- About this exercise: An exact copy of the listing below is required, minus its pictures.

--- Data Enclosed Below ---

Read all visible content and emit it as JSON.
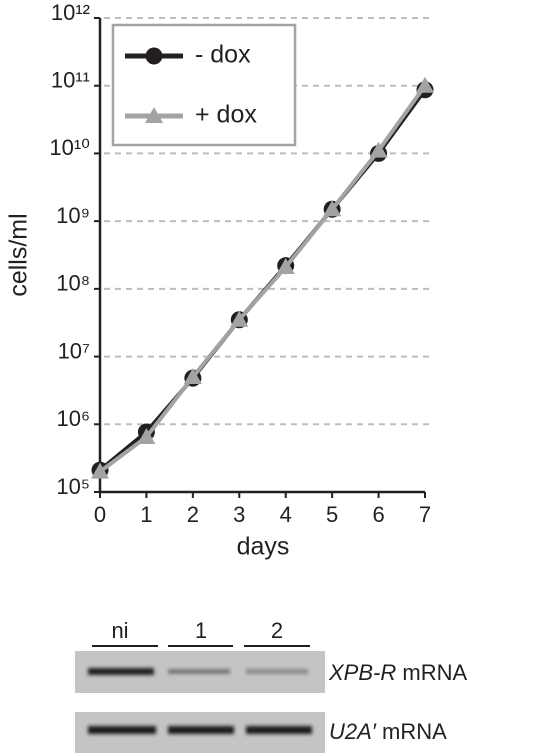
{
  "chart_data": {
    "type": "line",
    "x": [
      0,
      1,
      2,
      3,
      4,
      5,
      6,
      7
    ],
    "series": [
      {
        "name": "- dox",
        "color": "#231f20",
        "marker": "circle",
        "values": [
          210000,
          770000,
          4800000,
          35000000,
          220000000,
          1500000000,
          10000000000,
          87000000000
        ]
      },
      {
        "name": "+ dox",
        "color": "#a3a3a3",
        "marker": "triangle",
        "values": [
          200000,
          650000,
          5000000,
          35000000,
          210000000,
          1500000000,
          11000000000,
          100000000000
        ]
      }
    ],
    "xlabel": "days",
    "ylabel": "cells/ml",
    "xlim": [
      0,
      7
    ],
    "xticks": [
      0,
      1,
      2,
      3,
      4,
      5,
      6,
      7
    ],
    "ylim": [
      100000,
      1000000000000
    ],
    "ylog": true,
    "yticks": [
      {
        "value": 100000,
        "label": "10⁵"
      },
      {
        "value": 1000000,
        "label": "10⁶"
      },
      {
        "value": 10000000,
        "label": "10⁷"
      },
      {
        "value": 100000000,
        "label": "10⁸"
      },
      {
        "value": 1000000000,
        "label": "10⁹"
      },
      {
        "value": 10000000000,
        "label": "10¹⁰"
      },
      {
        "value": 100000000000,
        "label": "10¹¹"
      },
      {
        "value": 1000000000000,
        "label": "10¹²"
      }
    ],
    "grid": true,
    "legend": "upper left"
  },
  "gel": {
    "lanes": [
      "ni",
      "1",
      "2"
    ],
    "rows": [
      {
        "gene": "XPB-R",
        "suffix": "mRNA"
      },
      {
        "gene": "U2A′",
        "suffix": "mRNA"
      }
    ]
  }
}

--- End of Enclosed Data ---

- Exercise answer:
Read all visible content and emit it as JSON.
{
  "chart_data": {
    "type": "line",
    "x": [
      0,
      1,
      2,
      3,
      4,
      5,
      6,
      7
    ],
    "series": [
      {
        "name": "- dox",
        "color": "#231f20",
        "marker": "circle",
        "values": [
          210000,
          770000,
          4800000,
          35000000,
          220000000,
          1500000000,
          10000000000,
          87000000000
        ]
      },
      {
        "name": "+ dox",
        "color": "#a3a3a3",
        "marker": "triangle",
        "values": [
          200000,
          650000,
          5000000,
          35000000,
          210000000,
          1500000000,
          11000000000,
          100000000000
        ]
      }
    ],
    "xlabel": "days",
    "ylabel": "cells/ml",
    "xlim": [
      0,
      7
    ],
    "xticks": [
      0,
      1,
      2,
      3,
      4,
      5,
      6,
      7
    ],
    "ylim": [
      100000,
      1000000000000
    ],
    "ylog": true,
    "yticks": [
      {
        "value": 100000,
        "label": "10⁵"
      },
      {
        "value": 1000000,
        "label": "10⁶"
      },
      {
        "value": 10000000,
        "label": "10⁷"
      },
      {
        "value": 100000000,
        "label": "10⁸"
      },
      {
        "value": 1000000000,
        "label": "10⁹"
      },
      {
        "value": 10000000000,
        "label": "10¹⁰"
      },
      {
        "value": 100000000000,
        "label": "10¹¹"
      },
      {
        "value": 1000000000000,
        "label": "10¹²"
      }
    ],
    "grid": true,
    "legend": "upper left"
  },
  "gel": {
    "lanes": [
      "ni",
      "1",
      "2"
    ],
    "rows": [
      {
        "gene": "XPB-R",
        "suffix": "mRNA"
      },
      {
        "gene": "U2A′",
        "suffix": "mRNA"
      }
    ]
  }
}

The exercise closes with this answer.